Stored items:

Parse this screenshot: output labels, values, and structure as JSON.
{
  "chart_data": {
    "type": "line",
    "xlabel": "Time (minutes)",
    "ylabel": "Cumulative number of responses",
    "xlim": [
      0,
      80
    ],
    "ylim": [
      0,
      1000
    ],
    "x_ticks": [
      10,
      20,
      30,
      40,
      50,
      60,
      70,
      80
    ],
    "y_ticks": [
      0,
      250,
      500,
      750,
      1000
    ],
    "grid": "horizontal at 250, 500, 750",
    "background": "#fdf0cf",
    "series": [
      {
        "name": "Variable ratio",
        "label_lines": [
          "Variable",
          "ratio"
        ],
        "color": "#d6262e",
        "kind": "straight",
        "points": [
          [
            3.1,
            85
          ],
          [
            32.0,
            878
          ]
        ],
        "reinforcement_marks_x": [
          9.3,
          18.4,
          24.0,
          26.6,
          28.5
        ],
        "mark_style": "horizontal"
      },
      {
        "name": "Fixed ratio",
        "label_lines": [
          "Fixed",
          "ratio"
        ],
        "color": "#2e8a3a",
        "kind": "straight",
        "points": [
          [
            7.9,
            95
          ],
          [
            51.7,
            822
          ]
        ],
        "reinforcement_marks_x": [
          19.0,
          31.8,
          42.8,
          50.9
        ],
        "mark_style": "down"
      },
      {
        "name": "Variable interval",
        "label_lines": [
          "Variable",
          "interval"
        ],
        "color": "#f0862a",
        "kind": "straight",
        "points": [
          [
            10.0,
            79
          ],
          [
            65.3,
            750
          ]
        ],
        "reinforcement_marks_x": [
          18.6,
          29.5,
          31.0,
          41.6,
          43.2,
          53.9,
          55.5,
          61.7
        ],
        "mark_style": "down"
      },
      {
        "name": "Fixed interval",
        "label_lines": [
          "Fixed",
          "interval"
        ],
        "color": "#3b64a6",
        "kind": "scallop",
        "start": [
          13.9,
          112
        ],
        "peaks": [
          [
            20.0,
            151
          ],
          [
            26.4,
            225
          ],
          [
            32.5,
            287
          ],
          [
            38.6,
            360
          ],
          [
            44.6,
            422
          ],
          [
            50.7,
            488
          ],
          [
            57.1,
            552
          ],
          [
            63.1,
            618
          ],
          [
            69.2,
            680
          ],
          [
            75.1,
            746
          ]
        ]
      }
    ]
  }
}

### GIVEN PROBLEM
Type out the full listing again, exactly as given.

### WORKED ANSWER
Parse this screenshot: output labels, values, and structure as JSON.
{
  "chart_data": {
    "type": "line",
    "xlabel": "Time (minutes)",
    "ylabel": "Cumulative number of responses",
    "xlim": [
      0,
      80
    ],
    "ylim": [
      0,
      1000
    ],
    "x_ticks": [
      10,
      20,
      30,
      40,
      50,
      60,
      70,
      80
    ],
    "y_ticks": [
      0,
      250,
      500,
      750,
      1000
    ],
    "grid": "horizontal at 250, 500, 750",
    "background": "#fdf0cf",
    "series": [
      {
        "name": "Variable ratio",
        "label_lines": [
          "Variable",
          "ratio"
        ],
        "color": "#d6262e",
        "kind": "straight",
        "points": [
          [
            3.1,
            85
          ],
          [
            32.0,
            878
          ]
        ],
        "reinforcement_marks_x": [
          9.3,
          18.4,
          24.0,
          26.6,
          28.5
        ],
        "mark_style": "horizontal"
      },
      {
        "name": "Fixed ratio",
        "label_lines": [
          "Fixed",
          "ratio"
        ],
        "color": "#2e8a3a",
        "kind": "straight",
        "points": [
          [
            7.9,
            95
          ],
          [
            51.7,
            822
          ]
        ],
        "reinforcement_marks_x": [
          19.0,
          31.8,
          42.8,
          50.9
        ],
        "mark_style": "down"
      },
      {
        "name": "Variable interval",
        "label_lines": [
          "Variable",
          "interval"
        ],
        "color": "#f0862a",
        "kind": "straight",
        "points": [
          [
            10.0,
            79
          ],
          [
            65.3,
            750
          ]
        ],
        "reinforcement_marks_x": [
          18.6,
          29.5,
          31.0,
          41.6,
          43.2,
          53.9,
          55.5,
          61.7
        ],
        "mark_style": "down"
      },
      {
        "name": "Fixed interval",
        "label_lines": [
          "Fixed",
          "interval"
        ],
        "color": "#3b64a6",
        "kind": "scallop",
        "start": [
          13.9,
          112
        ],
        "peaks": [
          [
            20.0,
            151
          ],
          [
            26.4,
            225
          ],
          [
            32.5,
            287
          ],
          [
            38.6,
            360
          ],
          [
            44.6,
            422
          ],
          [
            50.7,
            488
          ],
          [
            57.1,
            552
          ],
          [
            63.1,
            618
          ],
          [
            69.2,
            680
          ],
          [
            75.1,
            746
          ]
        ]
      }
    ]
  }
}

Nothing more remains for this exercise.